TASK DETAILS
Pull every line that holds the word "With" from the entries.
— START DATA SUPPLIED —
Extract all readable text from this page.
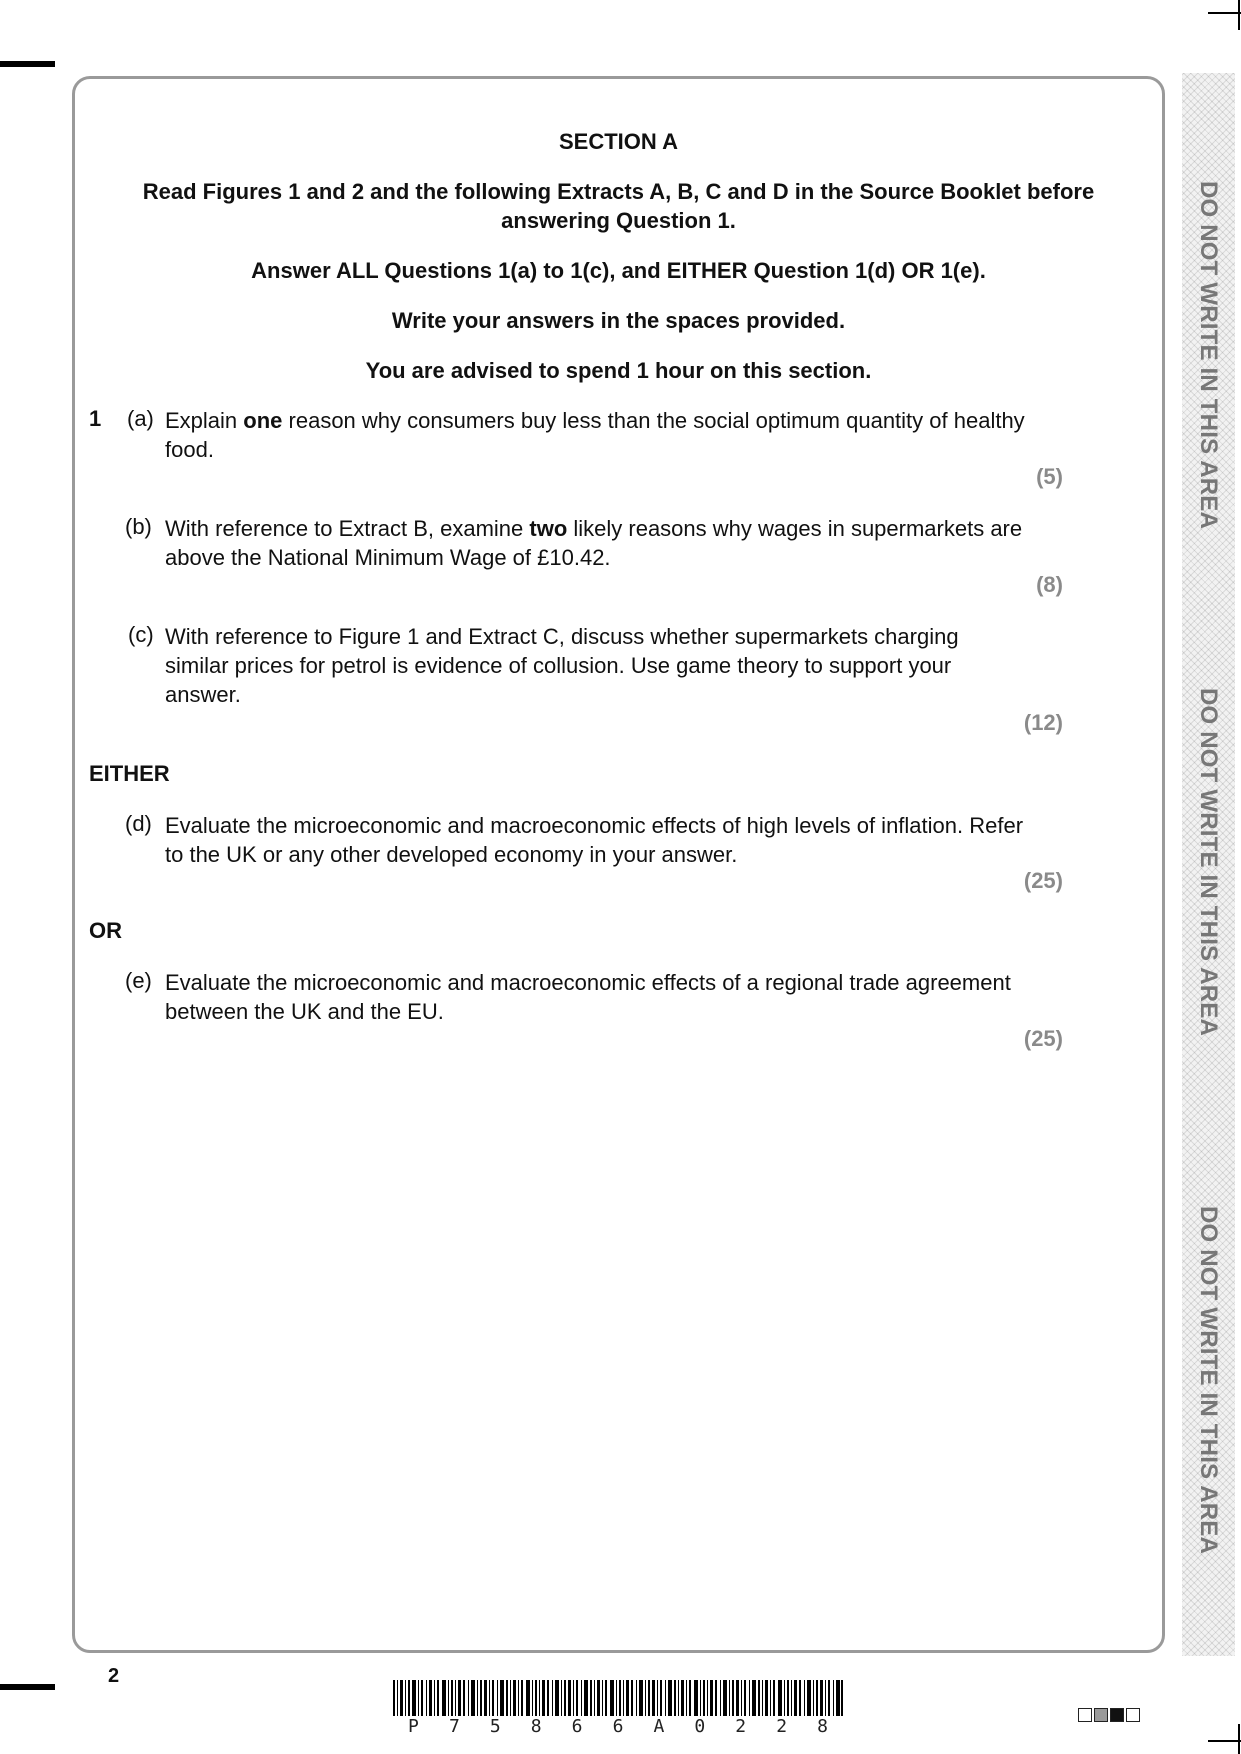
DO NOT WRITE IN THIS AREA
DO NOT WRITE IN THIS AREA
DO NOT WRITE IN THIS AREA
SECTION A
Read Figures 1 and 2 and the following Extracts A, B, C and D in the Source Booklet before answering Question 1.
Answer ALL Questions 1(a) to 1(c), and EITHER Question 1(d) OR 1(e).
Write your answers in the spaces provided.
You are advised to spend 1 hour on this section.
1 (a) Explain one reason why consumers buy less than the social optimum quantity of healthy food.
(5)
(b) With reference to Extract B, examine two likely reasons why wages in supermarkets are above the National Minimum Wage of £10.42.
(8)
(c) With reference to Figure 1 and Extract C, discuss whether supermarkets charging similar prices for petrol is evidence of collusion. Use game theory to support your answer.
(12)
EITHER
(d) Evaluate the microeconomic and macroeconomic effects of high levels of inflation. Refer to the UK or any other developed economy in your answer.
(25)
OR
(e) Evaluate the microeconomic and macroeconomic effects of a regional trade agreement between the UK and the EU.
(25)
2
P 7 5 8 6 6 A 0 2 2 8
— END DATA SUPPLIED —
CORRECT RESULT
(b) With reference to Extract B, examine two likely reasons why wages in supermarkets are above the National Minimum Wage of £10.42.
(c) With reference to Figure 1 and Extract C, discuss whether supermarkets charging similar prices for petrol is evidence of collusion. Use game theory to support your answer.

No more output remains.